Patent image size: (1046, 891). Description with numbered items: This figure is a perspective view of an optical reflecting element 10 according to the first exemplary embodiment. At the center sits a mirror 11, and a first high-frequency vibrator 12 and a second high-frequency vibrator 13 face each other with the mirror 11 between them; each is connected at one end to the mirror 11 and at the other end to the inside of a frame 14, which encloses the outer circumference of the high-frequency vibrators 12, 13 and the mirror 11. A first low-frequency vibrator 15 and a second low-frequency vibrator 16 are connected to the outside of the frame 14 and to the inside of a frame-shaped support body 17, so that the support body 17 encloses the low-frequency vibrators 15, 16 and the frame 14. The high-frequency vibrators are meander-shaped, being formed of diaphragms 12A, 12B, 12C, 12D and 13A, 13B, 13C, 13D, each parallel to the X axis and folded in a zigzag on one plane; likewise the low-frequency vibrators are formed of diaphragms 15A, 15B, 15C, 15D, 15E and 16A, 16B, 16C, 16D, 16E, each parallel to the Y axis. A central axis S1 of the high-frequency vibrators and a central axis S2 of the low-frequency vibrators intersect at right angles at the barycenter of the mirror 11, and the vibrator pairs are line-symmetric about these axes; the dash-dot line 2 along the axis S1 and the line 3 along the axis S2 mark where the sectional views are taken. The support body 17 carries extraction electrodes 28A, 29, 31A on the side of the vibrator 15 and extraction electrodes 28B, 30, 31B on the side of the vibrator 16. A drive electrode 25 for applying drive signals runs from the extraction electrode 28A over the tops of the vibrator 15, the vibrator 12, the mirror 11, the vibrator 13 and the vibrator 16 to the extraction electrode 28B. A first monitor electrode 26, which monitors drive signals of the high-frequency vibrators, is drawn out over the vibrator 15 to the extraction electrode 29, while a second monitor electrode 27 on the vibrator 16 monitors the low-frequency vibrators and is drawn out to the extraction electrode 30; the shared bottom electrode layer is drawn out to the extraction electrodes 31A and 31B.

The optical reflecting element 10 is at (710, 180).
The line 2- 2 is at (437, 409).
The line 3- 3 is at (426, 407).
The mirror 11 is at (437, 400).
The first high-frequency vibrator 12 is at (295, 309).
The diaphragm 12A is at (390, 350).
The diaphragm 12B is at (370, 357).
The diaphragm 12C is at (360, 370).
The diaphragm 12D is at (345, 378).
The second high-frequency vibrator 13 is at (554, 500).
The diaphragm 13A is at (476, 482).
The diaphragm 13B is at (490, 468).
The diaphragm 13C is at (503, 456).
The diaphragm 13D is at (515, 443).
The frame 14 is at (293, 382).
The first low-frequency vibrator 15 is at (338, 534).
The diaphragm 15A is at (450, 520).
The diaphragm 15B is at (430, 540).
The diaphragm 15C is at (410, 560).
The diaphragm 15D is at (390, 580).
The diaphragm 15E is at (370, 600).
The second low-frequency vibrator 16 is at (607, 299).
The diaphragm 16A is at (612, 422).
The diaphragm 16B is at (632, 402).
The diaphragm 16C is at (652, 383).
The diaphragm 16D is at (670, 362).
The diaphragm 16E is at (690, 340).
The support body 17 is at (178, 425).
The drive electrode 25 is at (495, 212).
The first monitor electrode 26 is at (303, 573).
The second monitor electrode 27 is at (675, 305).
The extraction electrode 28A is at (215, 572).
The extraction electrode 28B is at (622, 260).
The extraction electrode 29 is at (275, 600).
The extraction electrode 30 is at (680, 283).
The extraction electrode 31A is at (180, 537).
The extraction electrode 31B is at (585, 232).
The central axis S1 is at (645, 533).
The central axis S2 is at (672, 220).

▬▬▬▬▬▬▬▬▬▬

→ **Exercise instructions**: Print, word for word, the lines running from the start of the records through the line that contains "The mirror 11 is at (437, 400).", including both of those lines.

→ **Answer to this task**:
Patent image size: (1046, 891). Description with numbered items: This figure is a perspective view of an optical reflecting element 10 according to the first exemplary embodiment. At the center sits a mirror 11, and a first high-frequency vibrator 12 and a second high-frequency vibrator 13 face each other with the mirror 11 between them; each is connected at one end to the mirror 11 and at the other end to the inside of a frame 14, which encloses the outer circumference of the high-frequency vibrators 12, 13 and the mirror 11. A first low-frequency vibrator 15 and a second low-frequency vibrator 16 are connected to the outside of the frame 14 and to the inside of a frame-shaped support body 17, so that the support body 17 encloses the low-frequency vibrators 15, 16 and the frame 14. The high-frequency vibrators are meander-shaped, being formed of diaphragms 12A, 12B, 12C, 12D and 13A, 13B, 13C, 13D, each parallel to the X axis and folded in a zigzag on one plane; likewise the low-frequency vibrators are formed of diaphragms 15A, 15B, 15C, 15D, 15E and 16A, 16B, 16C, 16D, 16E, each parallel to the Y axis. A central axis S1 of the high-frequency vibrators and a central axis S2 of the low-frequency vibrators intersect at right angles at the barycenter of the mirror 11, and the vibrator pairs are line-symmetric about these axes; the dash-dot line 2 along the axis S1 and the line 3 along the axis S2 mark where the sectional views are taken. The support body 17 carries extraction electrodes 28A, 29, 31A on the side of the vibrator 15 and extraction electrodes 28B, 30, 31B on the side of the vibrator 16. A drive electrode 25 for applying drive signals runs from the extraction electrode 28A over the tops of the vibrator 15, the vibrator 12, the mirror 11, the vibrator 13 and the vibrator 16 to the extraction electrode 28B. A first monitor electrode 26, which monitors drive signals of the high-frequency vibrators, is drawn out over the vibrator 15 to the extraction electrode 29, while a second monitor electrode 27 on the vibrator 16 monitors the low-frequency vibrators and is drawn out to the extraction electrode 30; the shared bottom electrode layer is drawn out to the extraction electrodes 31A and 31B.

The optical reflecting element 10 is at (710, 180).
The line 2- 2 is at (437, 409).
The line 3- 3 is at (426, 407).
The mirror 11 is at (437, 400).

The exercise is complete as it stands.